▶ **STATED PROBLEM**
Below is a block of records; repeat all of them exactly.

-- Start of DATA TO USE --

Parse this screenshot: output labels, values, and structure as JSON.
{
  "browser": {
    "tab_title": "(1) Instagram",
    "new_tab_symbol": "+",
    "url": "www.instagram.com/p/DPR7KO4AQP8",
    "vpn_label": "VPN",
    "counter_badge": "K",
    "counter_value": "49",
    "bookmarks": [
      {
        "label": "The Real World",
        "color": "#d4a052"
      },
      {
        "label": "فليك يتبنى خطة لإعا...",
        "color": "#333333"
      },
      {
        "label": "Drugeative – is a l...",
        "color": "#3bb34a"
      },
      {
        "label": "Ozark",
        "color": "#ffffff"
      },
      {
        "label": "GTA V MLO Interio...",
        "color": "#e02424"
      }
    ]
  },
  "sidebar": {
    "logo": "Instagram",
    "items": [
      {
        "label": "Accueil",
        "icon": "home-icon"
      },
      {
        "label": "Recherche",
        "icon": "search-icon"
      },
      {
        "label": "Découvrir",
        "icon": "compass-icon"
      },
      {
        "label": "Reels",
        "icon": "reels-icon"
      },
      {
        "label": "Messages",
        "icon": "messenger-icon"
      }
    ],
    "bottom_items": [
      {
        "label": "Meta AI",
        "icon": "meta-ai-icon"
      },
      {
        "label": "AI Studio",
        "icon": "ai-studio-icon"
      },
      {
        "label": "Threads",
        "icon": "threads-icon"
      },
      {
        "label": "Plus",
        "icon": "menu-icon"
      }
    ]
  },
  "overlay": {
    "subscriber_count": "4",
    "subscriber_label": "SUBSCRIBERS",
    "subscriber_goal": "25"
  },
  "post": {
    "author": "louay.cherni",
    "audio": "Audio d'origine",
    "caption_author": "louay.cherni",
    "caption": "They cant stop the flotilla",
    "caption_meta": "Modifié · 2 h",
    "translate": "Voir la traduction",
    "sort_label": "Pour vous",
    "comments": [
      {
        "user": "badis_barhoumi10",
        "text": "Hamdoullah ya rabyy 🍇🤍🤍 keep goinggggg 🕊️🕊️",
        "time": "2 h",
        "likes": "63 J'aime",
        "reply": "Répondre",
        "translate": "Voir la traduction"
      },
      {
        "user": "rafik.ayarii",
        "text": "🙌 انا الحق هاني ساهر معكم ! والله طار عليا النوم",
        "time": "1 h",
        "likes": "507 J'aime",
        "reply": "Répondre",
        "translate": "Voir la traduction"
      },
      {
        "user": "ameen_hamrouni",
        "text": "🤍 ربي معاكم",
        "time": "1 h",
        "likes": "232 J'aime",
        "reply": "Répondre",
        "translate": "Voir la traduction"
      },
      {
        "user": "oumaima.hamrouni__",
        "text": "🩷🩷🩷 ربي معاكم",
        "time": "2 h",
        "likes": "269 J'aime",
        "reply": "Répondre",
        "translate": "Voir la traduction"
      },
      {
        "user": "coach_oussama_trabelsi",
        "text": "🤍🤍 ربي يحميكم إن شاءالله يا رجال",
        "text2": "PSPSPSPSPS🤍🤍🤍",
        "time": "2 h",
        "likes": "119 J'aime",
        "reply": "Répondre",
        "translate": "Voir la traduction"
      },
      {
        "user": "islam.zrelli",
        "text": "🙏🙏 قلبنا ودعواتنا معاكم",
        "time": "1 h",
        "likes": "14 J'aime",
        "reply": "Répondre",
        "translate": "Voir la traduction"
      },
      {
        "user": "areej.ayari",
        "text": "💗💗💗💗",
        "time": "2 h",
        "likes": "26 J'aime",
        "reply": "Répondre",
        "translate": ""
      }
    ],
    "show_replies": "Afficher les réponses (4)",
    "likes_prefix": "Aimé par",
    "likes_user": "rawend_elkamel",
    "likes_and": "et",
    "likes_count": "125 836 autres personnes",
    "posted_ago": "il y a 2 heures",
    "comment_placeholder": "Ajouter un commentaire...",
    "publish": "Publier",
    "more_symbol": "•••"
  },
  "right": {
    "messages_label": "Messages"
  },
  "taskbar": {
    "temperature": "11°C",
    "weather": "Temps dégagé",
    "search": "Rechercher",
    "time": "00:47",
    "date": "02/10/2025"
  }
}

-- End of DATA TO USE --

▶ **RESULT FOR THIS TASK**
Parse this screenshot: output labels, values, and structure as JSON.
{
  "browser": {
    "tab_title": "(1) Instagram",
    "new_tab_symbol": "+",
    "url": "www.instagram.com/p/DPR7KO4AQP8",
    "vpn_label": "VPN",
    "counter_badge": "K",
    "counter_value": "49",
    "bookmarks": [
      {
        "label": "The Real World",
        "color": "#d4a052"
      },
      {
        "label": "فليك يتبنى خطة لإعا...",
        "color": "#333333"
      },
      {
        "label": "Drugeative – is a l...",
        "color": "#3bb34a"
      },
      {
        "label": "Ozark",
        "color": "#ffffff"
      },
      {
        "label": "GTA V MLO Interio...",
        "color": "#e02424"
      }
    ]
  },
  "sidebar": {
    "logo": "Instagram",
    "items": [
      {
        "label": "Accueil",
        "icon": "home-icon"
      },
      {
        "label": "Recherche",
        "icon": "search-icon"
      },
      {
        "label": "Découvrir",
        "icon": "compass-icon"
      },
      {
        "label": "Reels",
        "icon": "reels-icon"
      },
      {
        "label": "Messages",
        "icon": "messenger-icon"
      }
    ],
    "bottom_items": [
      {
        "label": "Meta AI",
        "icon": "meta-ai-icon"
      },
      {
        "label": "AI Studio",
        "icon": "ai-studio-icon"
      },
      {
        "label": "Threads",
        "icon": "threads-icon"
      },
      {
        "label": "Plus",
        "icon": "menu-icon"
      }
    ]
  },
  "overlay": {
    "subscriber_count": "4",
    "subscriber_label": "SUBSCRIBERS",
    "subscriber_goal": "25"
  },
  "post": {
    "author": "louay.cherni",
    "audio": "Audio d'origine",
    "caption_author": "louay.cherni",
    "caption": "They cant stop the flotilla",
    "caption_meta": "Modifié · 2 h",
    "translate": "Voir la traduction",
    "sort_label": "Pour vous",
    "comments": [
      {
        "user": "badis_barhoumi10",
        "text": "Hamdoullah ya rabyy 🍇🤍🤍 keep goinggggg 🕊️🕊️",
        "time": "2 h",
        "likes": "63 J'aime",
        "reply": "Répondre",
        "translate": "Voir la traduction"
      },
      {
        "user": "rafik.ayarii",
        "text": "🙌 انا الحق هاني ساهر معكم ! والله طار عليا النوم",
        "time": "1 h",
        "likes": "507 J'aime",
        "reply": "Répondre",
        "translate": "Voir la traduction"
      },
      {
        "user": "ameen_hamrouni",
        "text": "🤍 ربي معاكم",
        "time": "1 h",
        "likes": "232 J'aime",
        "reply": "Répondre",
        "translate": "Voir la traduction"
      },
      {
        "user": "oumaima.hamrouni__",
        "text": "🩷🩷🩷 ربي معاكم",
        "time": "2 h",
        "likes": "269 J'aime",
        "reply": "Répondre",
        "translate": "Voir la traduction"
      },
      {
        "user": "coach_oussama_trabelsi",
        "text": "🤍🤍 ربي يحميكم إن شاءالله يا رجال",
        "text2": "PSPSPSPSPS🤍🤍🤍",
        "time": "2 h",
        "likes": "119 J'aime",
        "reply": "Répondre",
        "translate": "Voir la traduction"
      },
      {
        "user": "islam.zrelli",
        "text": "🙏🙏 قلبنا ودعواتنا معاكم",
        "time": "1 h",
        "likes": "14 J'aime",
        "reply": "Répondre",
        "translate": "Voir la traduction"
      },
      {
        "user": "areej.ayari",
        "text": "💗💗💗💗",
        "time": "2 h",
        "likes": "26 J'aime",
        "reply": "Répondre",
        "translate": ""
      }
    ],
    "show_replies": "Afficher les réponses (4)",
    "likes_prefix": "Aimé par",
    "likes_user": "rawend_elkamel",
    "likes_and": "et",
    "likes_count": "125 836 autres personnes",
    "posted_ago": "il y a 2 heures",
    "comment_placeholder": "Ajouter un commentaire...",
    "publish": "Publier",
    "more_symbol": "•••"
  },
  "right": {
    "messages_label": "Messages"
  },
  "taskbar": {
    "temperature": "11°C",
    "weather": "Temps dégagé",
    "search": "Rechercher",
    "time": "00:47",
    "date": "02/10/2025"
  }
}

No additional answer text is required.